OBJECTIVE ▸ From the listing below, extract every line containing "After".

Lines of data
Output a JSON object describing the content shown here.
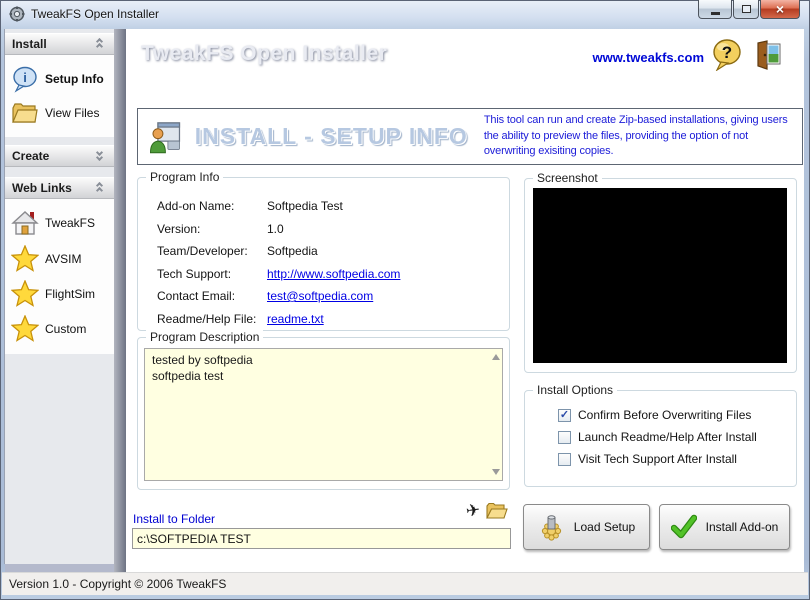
{
  "titlebar": {
    "title": "TweakFS Open Installer"
  },
  "header": {
    "title": "TweakFS Open Installer",
    "website": "www.tweakfs.com"
  },
  "sidebar": {
    "sections": [
      {
        "label": "Install",
        "state": "expanded",
        "items": [
          {
            "label": "Setup Info"
          },
          {
            "label": "View Files"
          }
        ]
      },
      {
        "label": "Create",
        "state": "collapsed",
        "items": []
      },
      {
        "label": "Web Links",
        "state": "expanded",
        "items": [
          {
            "label": "TweakFS"
          },
          {
            "label": "AVSIM"
          },
          {
            "label": "FlightSim"
          },
          {
            "label": "Custom"
          }
        ]
      }
    ]
  },
  "banner": {
    "title": "INSTALL - SETUP INFO",
    "description": "This tool can run and create Zip-based installations, giving users the ability to preview the files, providing the option of not overwriting exisiting copies."
  },
  "program_info": {
    "title": "Program Info",
    "rows": [
      {
        "label": "Add-on Name:",
        "value": "Softpedia Test"
      },
      {
        "label": "Version:",
        "value": "1.0"
      },
      {
        "label": "Team/Developer:",
        "value": "Softpedia"
      },
      {
        "label": "Tech Support:",
        "value": "http://www.softpedia.com"
      },
      {
        "label": "Contact Email:",
        "value": "test@softpedia.com"
      },
      {
        "label": "Readme/Help File:",
        "value": "readme.txt"
      }
    ]
  },
  "screenshot": {
    "title": "Screenshot"
  },
  "program_description": {
    "title": "Program Description",
    "text": "tested by softpedia\nsoftpedia test"
  },
  "install_options": {
    "title": "Install Options",
    "options": [
      {
        "label": "Confirm Before Overwriting Files",
        "checked": true,
        "mark": "✓"
      },
      {
        "label": "Launch Readme/Help After Install",
        "checked": false,
        "mark": ""
      },
      {
        "label": "Visit Tech Support After Install",
        "checked": false,
        "mark": ""
      }
    ]
  },
  "folder": {
    "label": "Install to Folder",
    "value": "c:\\SOFTPEDIA TEST"
  },
  "actions": {
    "load_setup": "Load Setup",
    "install_addon": "Install Add-on"
  },
  "statusbar": {
    "text": "Version 1.0 - Copyright © 2006 TweakFS"
  },
  "icons": {
    "app": "gear",
    "help_q": "?",
    "exit": "open-door-picture",
    "plane": "✈",
    "setup_info": "info-balloon",
    "view_files": "folder",
    "tweakfs": "home",
    "avsim": "star",
    "flightsim": "star",
    "custom": "star",
    "banner": "setup-person-window",
    "load_setup": "gold-gear-cylinder",
    "install_addon": "green-check",
    "close_x": "×"
  },
  "colors": {
    "link_blue": "#0000e4",
    "field_yellow": "#ffffe1",
    "banner_text_blue": "#1c1cd8",
    "close_red": "#b43b20"
  }
}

EXPECTED OUTPUT ▸
        "label": "Launch Readme/Help After Install",
        "label": "Visit Tech Support After Install",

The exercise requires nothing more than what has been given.